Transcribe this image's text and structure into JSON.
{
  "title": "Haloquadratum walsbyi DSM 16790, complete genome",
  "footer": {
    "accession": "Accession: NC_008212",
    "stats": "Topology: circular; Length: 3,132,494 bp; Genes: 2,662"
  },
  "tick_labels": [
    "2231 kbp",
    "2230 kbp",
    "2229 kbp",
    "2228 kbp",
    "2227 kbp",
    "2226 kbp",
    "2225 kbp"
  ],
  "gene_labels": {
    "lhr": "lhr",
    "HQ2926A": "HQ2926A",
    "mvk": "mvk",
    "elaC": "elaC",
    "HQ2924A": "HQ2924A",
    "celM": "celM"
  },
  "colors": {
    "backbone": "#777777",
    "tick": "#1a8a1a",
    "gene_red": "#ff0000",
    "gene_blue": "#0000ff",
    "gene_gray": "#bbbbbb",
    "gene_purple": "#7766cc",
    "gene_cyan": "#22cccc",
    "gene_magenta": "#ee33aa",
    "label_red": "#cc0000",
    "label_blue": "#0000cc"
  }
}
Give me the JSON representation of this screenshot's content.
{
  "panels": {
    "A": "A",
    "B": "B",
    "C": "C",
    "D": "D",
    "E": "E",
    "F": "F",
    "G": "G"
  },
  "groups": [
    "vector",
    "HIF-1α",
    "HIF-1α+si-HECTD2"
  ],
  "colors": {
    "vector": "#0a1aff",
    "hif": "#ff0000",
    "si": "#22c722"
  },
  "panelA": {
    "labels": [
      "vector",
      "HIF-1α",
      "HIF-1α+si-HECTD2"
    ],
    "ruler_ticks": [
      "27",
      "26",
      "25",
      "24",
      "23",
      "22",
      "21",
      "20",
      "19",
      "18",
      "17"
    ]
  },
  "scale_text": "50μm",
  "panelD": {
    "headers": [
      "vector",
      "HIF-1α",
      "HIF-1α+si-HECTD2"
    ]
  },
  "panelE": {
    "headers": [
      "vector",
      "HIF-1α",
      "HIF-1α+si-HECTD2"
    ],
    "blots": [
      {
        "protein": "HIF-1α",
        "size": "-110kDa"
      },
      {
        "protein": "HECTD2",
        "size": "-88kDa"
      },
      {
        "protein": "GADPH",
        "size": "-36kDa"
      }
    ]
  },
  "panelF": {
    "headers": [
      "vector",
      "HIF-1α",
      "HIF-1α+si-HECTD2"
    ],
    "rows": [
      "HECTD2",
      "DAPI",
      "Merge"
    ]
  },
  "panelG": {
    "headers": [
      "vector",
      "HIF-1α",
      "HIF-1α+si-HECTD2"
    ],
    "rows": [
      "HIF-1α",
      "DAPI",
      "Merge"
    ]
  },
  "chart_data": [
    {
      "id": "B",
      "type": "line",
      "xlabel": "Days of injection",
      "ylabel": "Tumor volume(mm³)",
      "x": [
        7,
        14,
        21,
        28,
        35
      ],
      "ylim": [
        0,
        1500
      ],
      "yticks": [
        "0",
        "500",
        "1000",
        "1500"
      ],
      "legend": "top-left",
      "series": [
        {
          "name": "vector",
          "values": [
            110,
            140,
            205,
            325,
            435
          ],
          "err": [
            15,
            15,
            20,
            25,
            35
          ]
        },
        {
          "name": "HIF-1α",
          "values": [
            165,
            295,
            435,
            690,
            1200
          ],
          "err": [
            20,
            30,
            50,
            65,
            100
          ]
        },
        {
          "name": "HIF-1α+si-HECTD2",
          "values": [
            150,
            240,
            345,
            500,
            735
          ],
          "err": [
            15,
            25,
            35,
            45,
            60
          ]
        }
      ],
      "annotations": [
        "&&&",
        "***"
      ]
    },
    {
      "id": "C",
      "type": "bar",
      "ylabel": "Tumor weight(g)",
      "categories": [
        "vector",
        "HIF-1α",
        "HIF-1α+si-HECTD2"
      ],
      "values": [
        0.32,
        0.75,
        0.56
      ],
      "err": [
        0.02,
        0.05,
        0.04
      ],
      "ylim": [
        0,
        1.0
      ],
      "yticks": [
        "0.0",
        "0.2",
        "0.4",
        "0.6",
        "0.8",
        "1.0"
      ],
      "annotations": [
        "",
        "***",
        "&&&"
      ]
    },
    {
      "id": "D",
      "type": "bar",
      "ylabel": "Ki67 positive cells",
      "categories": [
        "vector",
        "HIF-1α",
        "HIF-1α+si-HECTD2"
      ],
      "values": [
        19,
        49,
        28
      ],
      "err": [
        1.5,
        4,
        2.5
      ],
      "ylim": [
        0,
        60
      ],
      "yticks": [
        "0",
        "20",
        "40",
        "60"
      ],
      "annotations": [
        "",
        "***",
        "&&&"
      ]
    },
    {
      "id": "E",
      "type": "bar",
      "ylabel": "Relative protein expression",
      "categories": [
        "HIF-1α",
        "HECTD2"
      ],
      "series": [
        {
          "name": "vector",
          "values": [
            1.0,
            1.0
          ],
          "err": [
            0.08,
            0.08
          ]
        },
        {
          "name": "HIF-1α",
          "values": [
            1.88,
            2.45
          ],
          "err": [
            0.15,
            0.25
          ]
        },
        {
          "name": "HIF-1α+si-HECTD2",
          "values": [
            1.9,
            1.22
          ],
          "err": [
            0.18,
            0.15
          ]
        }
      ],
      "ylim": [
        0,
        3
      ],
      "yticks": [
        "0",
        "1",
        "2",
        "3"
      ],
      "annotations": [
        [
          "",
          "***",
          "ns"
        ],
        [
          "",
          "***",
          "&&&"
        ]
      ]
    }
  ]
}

════════════════

» ABOUT THIS EXERCISE
Copy out each line of the material that holds the word "protein".

» REPLY
        "protein": "HIF-1α",
        "protein": "HECTD2",
        "protein": "GADPH",
      "ylabel": "Relative protein expression",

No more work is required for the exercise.